- [EXTRACTED INFORMATION]:
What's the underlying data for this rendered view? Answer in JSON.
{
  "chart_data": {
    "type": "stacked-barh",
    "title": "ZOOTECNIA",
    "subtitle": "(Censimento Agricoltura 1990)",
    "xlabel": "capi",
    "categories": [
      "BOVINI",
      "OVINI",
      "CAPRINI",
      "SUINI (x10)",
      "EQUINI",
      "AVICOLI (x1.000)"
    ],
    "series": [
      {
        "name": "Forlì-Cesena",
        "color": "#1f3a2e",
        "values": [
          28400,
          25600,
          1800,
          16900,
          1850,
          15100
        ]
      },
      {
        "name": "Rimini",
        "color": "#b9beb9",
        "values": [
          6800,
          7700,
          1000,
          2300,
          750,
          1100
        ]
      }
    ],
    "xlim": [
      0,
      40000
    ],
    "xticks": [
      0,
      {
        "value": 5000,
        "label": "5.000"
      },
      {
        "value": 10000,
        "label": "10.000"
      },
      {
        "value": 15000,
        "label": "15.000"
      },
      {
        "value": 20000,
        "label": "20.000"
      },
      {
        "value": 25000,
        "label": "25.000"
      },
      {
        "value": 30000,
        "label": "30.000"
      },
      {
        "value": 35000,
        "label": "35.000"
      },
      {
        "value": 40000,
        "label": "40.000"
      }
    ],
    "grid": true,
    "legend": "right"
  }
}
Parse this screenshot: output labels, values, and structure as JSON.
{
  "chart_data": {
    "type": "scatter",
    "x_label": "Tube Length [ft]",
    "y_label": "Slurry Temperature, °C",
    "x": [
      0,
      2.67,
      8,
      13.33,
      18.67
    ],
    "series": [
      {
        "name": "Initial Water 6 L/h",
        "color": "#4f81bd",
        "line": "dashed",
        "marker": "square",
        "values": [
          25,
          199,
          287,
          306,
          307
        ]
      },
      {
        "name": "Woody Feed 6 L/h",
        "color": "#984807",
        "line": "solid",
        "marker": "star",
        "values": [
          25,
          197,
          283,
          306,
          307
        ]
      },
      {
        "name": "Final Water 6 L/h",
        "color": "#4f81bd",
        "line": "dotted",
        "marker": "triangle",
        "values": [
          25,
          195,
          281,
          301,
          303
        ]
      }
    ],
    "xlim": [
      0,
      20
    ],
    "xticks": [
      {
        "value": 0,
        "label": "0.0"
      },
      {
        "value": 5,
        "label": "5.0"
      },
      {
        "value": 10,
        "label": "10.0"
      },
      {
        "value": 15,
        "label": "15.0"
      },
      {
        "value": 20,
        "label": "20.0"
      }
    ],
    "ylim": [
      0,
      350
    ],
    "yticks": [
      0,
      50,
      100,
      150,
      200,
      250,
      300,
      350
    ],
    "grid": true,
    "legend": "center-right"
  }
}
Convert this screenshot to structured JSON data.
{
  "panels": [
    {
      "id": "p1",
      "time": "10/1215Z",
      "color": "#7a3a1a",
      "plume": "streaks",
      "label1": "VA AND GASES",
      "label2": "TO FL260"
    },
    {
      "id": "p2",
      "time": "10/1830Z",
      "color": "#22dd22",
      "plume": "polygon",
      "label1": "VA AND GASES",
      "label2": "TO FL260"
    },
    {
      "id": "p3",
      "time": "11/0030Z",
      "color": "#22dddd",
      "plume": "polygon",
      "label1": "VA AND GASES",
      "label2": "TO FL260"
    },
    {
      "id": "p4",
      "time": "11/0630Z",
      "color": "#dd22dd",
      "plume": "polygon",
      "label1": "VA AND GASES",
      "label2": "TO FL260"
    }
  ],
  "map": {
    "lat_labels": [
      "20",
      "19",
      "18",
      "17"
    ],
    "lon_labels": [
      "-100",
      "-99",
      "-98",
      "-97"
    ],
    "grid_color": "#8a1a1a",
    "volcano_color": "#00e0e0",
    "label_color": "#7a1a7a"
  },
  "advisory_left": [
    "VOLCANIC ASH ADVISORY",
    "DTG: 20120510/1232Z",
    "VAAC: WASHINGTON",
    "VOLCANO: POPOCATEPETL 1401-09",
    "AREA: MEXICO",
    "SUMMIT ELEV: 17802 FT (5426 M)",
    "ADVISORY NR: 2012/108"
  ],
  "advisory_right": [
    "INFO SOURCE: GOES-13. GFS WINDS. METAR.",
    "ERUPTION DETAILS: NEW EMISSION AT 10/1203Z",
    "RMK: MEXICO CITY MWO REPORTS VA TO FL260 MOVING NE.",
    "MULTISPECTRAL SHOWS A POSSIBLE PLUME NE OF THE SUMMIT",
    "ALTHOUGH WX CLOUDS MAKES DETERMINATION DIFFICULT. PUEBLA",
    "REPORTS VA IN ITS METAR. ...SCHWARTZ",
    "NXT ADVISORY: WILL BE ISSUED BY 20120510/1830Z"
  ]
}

- [TASK DETAILS]:
Write out all the entries exactly.

- [RESPONSE TO THIS TASK]:
What's the underlying data for this rendered view? Answer in JSON.
{
  "chart_data": {
    "type": "stacked-barh",
    "title": "ZOOTECNIA",
    "subtitle": "(Censimento Agricoltura 1990)",
    "xlabel": "capi",
    "categories": [
      "BOVINI",
      "OVINI",
      "CAPRINI",
      "SUINI (x10)",
      "EQUINI",
      "AVICOLI (x1.000)"
    ],
    "series": [
      {
        "name": "Forlì-Cesena",
        "color": "#1f3a2e",
        "values": [
          28400,
          25600,
          1800,
          16900,
          1850,
          15100
        ]
      },
      {
        "name": "Rimini",
        "color": "#b9beb9",
        "values": [
          6800,
          7700,
          1000,
          2300,
          750,
          1100
        ]
      }
    ],
    "xlim": [
      0,
      40000
    ],
    "xticks": [
      0,
      {
        "value": 5000,
        "label": "5.000"
      },
      {
        "value": 10000,
        "label": "10.000"
      },
      {
        "value": 15000,
        "label": "15.000"
      },
      {
        "value": 20000,
        "label": "20.000"
      },
      {
        "value": 25000,
        "label": "25.000"
      },
      {
        "value": 30000,
        "label": "30.000"
      },
      {
        "value": 35000,
        "label": "35.000"
      },
      {
        "value": 40000,
        "label": "40.000"
      }
    ],
    "grid": true,
    "legend": "right"
  }
}
Parse this screenshot: output labels, values, and structure as JSON.
{
  "chart_data": {
    "type": "scatter",
    "x_label": "Tube Length [ft]",
    "y_label": "Slurry Temperature, °C",
    "x": [
      0,
      2.67,
      8,
      13.33,
      18.67
    ],
    "series": [
      {
        "name": "Initial Water 6 L/h",
        "color": "#4f81bd",
        "line": "dashed",
        "marker": "square",
        "values": [
          25,
          199,
          287,
          306,
          307
        ]
      },
      {
        "name": "Woody Feed 6 L/h",
        "color": "#984807",
        "line": "solid",
        "marker": "star",
        "values": [
          25,
          197,
          283,
          306,
          307
        ]
      },
      {
        "name": "Final Water 6 L/h",
        "color": "#4f81bd",
        "line": "dotted",
        "marker": "triangle",
        "values": [
          25,
          195,
          281,
          301,
          303
        ]
      }
    ],
    "xlim": [
      0,
      20
    ],
    "xticks": [
      {
        "value": 0,
        "label": "0.0"
      },
      {
        "value": 5,
        "label": "5.0"
      },
      {
        "value": 10,
        "label": "10.0"
      },
      {
        "value": 15,
        "label": "15.0"
      },
      {
        "value": 20,
        "label": "20.0"
      }
    ],
    "ylim": [
      0,
      350
    ],
    "yticks": [
      0,
      50,
      100,
      150,
      200,
      250,
      300,
      350
    ],
    "grid": true,
    "legend": "center-right"
  }
}
Convert this screenshot to structured JSON data.
{
  "panels": [
    {
      "id": "p1",
      "time": "10/1215Z",
      "color": "#7a3a1a",
      "plume": "streaks",
      "label1": "VA AND GASES",
      "label2": "TO FL260"
    },
    {
      "id": "p2",
      "time": "10/1830Z",
      "color": "#22dd22",
      "plume": "polygon",
      "label1": "VA AND GASES",
      "label2": "TO FL260"
    },
    {
      "id": "p3",
      "time": "11/0030Z",
      "color": "#22dddd",
      "plume": "polygon",
      "label1": "VA AND GASES",
      "label2": "TO FL260"
    },
    {
      "id": "p4",
      "time": "11/0630Z",
      "color": "#dd22dd",
      "plume": "polygon",
      "label1": "VA AND GASES",
      "label2": "TO FL260"
    }
  ],
  "map": {
    "lat_labels": [
      "20",
      "19",
      "18",
      "17"
    ],
    "lon_labels": [
      "-100",
      "-99",
      "-98",
      "-97"
    ],
    "grid_color": "#8a1a1a",
    "volcano_color": "#00e0e0",
    "label_color": "#7a1a7a"
  },
  "advisory_left": [
    "VOLCANIC ASH ADVISORY",
    "DTG: 20120510/1232Z",
    "VAAC: WASHINGTON",
    "VOLCANO: POPOCATEPETL 1401-09",
    "AREA: MEXICO",
    "SUMMIT ELEV: 17802 FT (5426 M)",
    "ADVISORY NR: 2012/108"
  ],
  "advisory_right": [
    "INFO SOURCE: GOES-13. GFS WINDS. METAR.",
    "ERUPTION DETAILS: NEW EMISSION AT 10/1203Z",
    "RMK: MEXICO CITY MWO REPORTS VA TO FL260 MOVING NE.",
    "MULTISPECTRAL SHOWS A POSSIBLE PLUME NE OF THE SUMMIT",
    "ALTHOUGH WX CLOUDS MAKES DETERMINATION DIFFICULT. PUEBLA",
    "REPORTS VA IN ITS METAR. ...SCHWARTZ",
    "NXT ADVISORY: WILL BE ISSUED BY 20120510/1830Z"
  ]
}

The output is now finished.